▸ RECORDS TO USE:
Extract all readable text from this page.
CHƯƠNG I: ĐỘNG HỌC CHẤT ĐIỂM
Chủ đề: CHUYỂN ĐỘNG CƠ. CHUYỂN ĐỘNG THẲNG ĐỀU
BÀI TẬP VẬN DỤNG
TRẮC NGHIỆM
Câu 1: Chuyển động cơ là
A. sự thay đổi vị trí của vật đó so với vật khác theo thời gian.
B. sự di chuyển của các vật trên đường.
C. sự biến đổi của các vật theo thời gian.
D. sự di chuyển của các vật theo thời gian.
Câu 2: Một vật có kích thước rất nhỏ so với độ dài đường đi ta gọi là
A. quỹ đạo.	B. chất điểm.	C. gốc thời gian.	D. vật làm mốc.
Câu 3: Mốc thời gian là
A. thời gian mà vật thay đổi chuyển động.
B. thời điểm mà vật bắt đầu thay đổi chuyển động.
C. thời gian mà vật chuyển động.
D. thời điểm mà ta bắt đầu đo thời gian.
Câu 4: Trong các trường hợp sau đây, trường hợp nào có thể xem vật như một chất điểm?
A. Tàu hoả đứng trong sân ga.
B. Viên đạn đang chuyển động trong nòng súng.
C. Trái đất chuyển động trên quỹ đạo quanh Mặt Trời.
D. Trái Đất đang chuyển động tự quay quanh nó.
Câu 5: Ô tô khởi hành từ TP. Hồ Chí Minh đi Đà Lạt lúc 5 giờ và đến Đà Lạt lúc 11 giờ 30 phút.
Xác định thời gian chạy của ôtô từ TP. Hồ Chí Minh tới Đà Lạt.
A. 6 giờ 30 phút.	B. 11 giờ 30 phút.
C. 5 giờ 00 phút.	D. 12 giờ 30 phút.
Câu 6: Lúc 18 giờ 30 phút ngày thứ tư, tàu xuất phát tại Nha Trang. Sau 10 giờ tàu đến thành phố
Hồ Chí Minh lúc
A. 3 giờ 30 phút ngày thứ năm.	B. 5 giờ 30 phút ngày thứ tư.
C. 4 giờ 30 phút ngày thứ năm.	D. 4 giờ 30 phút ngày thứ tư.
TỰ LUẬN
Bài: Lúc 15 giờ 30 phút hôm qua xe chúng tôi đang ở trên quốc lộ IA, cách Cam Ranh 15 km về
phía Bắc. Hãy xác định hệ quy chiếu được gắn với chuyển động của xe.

▸ EXERCISE INSTRUCTIONS:
Each line in the entries above that includes the string "Minh" should be extracted.

▸ ANSWER FOR THE TASK:
Câu 5: Ô tô khởi hành từ TP. Hồ Chí Minh đi Đà Lạt lúc 5 giờ và đến Đà Lạt lúc 11 giờ 30 phút.
Xác định thời gian chạy của ôtô từ TP. Hồ Chí Minh tới Đà Lạt.
Hồ Chí Minh lúc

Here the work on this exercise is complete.